**What is required**
Write each line exactly as it stands, from the line containing "Read all visible content and emit it as JSON." through the end of the data.

**Data provided**
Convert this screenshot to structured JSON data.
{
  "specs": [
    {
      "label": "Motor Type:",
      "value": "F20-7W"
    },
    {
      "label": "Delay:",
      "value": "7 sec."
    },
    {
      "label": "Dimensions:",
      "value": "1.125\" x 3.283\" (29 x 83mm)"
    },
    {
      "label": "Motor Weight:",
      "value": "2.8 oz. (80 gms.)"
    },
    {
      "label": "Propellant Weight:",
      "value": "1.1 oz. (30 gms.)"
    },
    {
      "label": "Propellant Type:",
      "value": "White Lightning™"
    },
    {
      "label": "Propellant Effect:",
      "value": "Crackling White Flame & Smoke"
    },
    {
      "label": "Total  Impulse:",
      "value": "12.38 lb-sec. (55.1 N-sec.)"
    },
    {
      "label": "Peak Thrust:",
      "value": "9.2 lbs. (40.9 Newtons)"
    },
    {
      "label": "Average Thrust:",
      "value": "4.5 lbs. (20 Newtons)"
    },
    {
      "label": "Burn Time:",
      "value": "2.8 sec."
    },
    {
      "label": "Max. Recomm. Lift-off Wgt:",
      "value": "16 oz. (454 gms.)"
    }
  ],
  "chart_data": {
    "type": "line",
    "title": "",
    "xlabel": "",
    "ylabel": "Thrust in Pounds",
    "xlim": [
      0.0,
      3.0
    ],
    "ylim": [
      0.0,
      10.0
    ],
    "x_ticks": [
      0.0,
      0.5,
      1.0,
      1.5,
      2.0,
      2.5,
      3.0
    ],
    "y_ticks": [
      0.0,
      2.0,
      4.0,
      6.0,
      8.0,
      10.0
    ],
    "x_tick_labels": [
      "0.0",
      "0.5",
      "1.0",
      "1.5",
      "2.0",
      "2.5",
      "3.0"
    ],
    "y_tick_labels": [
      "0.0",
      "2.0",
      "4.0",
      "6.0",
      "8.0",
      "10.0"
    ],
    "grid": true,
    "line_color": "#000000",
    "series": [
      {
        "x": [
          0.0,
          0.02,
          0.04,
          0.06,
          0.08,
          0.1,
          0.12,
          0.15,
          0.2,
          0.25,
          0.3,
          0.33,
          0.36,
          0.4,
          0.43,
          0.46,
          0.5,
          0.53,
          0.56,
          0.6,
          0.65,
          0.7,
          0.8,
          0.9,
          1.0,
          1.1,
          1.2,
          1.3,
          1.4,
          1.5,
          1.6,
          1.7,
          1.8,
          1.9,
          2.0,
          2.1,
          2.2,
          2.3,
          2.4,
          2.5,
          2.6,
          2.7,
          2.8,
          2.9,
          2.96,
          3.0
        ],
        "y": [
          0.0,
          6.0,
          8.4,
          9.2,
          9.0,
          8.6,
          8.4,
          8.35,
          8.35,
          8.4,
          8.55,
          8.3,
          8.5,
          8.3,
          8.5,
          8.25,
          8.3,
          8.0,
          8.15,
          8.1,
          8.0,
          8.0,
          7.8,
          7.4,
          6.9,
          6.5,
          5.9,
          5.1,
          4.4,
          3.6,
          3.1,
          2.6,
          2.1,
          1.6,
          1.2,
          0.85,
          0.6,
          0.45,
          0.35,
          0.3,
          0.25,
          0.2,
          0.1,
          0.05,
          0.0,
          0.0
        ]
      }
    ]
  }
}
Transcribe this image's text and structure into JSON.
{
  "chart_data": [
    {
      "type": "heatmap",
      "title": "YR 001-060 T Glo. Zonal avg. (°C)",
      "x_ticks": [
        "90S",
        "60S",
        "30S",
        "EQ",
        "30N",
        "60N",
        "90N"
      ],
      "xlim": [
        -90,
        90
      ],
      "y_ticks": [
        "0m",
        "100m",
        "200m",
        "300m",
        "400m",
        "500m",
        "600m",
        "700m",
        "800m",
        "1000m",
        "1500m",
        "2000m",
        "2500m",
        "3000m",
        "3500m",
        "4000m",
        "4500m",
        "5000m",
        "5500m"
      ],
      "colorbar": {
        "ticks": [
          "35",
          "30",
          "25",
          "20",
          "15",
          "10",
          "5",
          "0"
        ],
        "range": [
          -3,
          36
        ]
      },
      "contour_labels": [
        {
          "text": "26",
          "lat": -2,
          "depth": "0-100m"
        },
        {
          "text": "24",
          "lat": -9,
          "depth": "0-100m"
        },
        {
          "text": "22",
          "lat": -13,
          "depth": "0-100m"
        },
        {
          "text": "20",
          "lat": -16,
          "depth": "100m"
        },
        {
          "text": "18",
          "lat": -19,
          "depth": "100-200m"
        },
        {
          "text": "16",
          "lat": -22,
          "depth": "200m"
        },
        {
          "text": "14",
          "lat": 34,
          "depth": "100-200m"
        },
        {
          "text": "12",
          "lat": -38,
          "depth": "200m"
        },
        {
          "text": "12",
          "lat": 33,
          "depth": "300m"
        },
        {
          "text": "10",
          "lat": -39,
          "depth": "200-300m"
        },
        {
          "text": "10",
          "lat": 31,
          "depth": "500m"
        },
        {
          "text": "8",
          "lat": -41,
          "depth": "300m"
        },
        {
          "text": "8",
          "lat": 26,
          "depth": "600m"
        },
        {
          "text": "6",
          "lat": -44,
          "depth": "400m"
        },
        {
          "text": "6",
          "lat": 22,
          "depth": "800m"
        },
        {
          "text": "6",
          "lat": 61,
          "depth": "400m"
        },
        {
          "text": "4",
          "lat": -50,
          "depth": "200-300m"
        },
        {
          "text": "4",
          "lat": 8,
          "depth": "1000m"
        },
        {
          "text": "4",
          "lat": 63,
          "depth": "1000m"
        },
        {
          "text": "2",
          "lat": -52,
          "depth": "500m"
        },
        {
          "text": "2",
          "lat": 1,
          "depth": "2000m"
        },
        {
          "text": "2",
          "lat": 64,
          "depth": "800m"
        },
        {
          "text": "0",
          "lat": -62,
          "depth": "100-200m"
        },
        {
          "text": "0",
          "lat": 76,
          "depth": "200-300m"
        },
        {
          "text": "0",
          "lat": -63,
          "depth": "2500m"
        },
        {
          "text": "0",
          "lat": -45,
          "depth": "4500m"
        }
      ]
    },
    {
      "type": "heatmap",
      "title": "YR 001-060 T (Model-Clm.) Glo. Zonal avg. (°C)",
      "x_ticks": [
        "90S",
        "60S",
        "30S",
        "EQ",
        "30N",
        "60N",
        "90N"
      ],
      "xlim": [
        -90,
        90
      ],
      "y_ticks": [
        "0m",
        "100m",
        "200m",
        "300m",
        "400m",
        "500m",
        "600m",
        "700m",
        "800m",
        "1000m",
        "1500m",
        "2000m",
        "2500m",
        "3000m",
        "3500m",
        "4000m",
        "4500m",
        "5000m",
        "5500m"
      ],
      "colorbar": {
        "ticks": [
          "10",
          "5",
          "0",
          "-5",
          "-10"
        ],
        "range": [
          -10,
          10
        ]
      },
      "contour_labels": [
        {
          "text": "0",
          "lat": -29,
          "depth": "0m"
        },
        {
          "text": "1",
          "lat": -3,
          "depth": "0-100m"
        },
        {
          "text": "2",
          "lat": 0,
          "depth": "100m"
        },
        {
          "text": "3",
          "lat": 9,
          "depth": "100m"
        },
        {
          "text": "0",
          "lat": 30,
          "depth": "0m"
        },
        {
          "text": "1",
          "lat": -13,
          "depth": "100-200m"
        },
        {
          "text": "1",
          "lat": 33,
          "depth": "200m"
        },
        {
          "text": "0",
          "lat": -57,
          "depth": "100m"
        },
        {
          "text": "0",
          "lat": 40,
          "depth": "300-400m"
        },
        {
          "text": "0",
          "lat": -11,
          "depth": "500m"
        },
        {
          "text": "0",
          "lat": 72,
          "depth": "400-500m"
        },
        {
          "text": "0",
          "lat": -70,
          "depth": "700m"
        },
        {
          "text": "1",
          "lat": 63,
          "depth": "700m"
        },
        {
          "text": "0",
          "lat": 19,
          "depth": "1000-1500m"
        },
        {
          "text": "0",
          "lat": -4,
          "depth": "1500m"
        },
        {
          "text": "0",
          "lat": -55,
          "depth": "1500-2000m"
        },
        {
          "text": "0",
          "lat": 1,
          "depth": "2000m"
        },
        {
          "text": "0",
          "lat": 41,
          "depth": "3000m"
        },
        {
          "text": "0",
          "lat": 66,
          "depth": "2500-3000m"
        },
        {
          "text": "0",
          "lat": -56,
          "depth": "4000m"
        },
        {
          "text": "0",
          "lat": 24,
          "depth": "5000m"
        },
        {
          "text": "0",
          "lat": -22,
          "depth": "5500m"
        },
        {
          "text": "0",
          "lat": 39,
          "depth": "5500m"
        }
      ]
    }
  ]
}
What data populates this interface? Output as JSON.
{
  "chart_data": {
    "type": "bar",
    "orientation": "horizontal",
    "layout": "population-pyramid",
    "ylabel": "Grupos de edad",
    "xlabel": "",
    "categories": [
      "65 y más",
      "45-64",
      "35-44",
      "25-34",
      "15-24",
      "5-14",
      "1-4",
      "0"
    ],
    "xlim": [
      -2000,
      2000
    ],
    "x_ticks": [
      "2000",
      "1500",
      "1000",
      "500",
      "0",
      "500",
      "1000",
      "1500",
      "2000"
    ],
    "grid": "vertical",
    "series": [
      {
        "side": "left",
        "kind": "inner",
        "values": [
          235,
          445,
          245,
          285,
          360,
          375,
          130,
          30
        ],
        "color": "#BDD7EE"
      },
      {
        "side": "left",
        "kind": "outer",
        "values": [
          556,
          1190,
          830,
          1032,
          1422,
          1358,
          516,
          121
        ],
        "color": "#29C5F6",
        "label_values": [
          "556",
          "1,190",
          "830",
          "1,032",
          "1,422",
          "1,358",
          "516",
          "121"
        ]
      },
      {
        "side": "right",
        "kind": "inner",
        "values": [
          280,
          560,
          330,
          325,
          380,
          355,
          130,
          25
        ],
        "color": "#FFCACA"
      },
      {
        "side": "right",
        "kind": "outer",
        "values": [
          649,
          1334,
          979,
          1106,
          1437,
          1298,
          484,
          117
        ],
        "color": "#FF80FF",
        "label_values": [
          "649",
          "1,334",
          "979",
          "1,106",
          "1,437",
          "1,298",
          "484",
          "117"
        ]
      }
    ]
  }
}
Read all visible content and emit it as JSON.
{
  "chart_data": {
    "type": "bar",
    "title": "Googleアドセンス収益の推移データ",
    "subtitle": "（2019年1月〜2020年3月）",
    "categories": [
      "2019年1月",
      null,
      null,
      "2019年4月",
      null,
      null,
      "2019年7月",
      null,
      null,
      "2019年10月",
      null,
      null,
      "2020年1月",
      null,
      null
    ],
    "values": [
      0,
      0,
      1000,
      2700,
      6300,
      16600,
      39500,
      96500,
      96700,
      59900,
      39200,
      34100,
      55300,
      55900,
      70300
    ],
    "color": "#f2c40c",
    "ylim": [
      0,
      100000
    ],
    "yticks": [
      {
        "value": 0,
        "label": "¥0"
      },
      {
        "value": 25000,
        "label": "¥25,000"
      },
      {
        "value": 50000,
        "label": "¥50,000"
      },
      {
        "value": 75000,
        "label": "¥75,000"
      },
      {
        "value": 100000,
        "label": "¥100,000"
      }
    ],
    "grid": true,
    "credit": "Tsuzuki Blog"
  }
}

**Correct result**
Read all visible content and emit it as JSON.
{
  "chart_data": {
    "type": "bar",
    "title": "Googleアドセンス収益の推移データ",
    "subtitle": "（2019年1月〜2020年3月）",
    "categories": [
      "2019年1月",
      null,
      null,
      "2019年4月",
      null,
      null,
      "2019年7月",
      null,
      null,
      "2019年10月",
      null,
      null,
      "2020年1月",
      null,
      null
    ],
    "values": [
      0,
      0,
      1000,
      2700,
      6300,
      16600,
      39500,
      96500,
      96700,
      59900,
      39200,
      34100,
      55300,
      55900,
      70300
    ],
    "color": "#f2c40c",
    "ylim": [
      0,
      100000
    ],
    "yticks": [
      {
        "value": 0,
        "label": "¥0"
      },
      {
        "value": 25000,
        "label": "¥25,000"
      },
      {
        "value": 50000,
        "label": "¥50,000"
      },
      {
        "value": 75000,
        "label": "¥75,000"
      },
      {
        "value": 100000,
        "label": "¥100,000"
      }
    ],
    "grid": true,
    "credit": "Tsuzuki Blog"
  }
}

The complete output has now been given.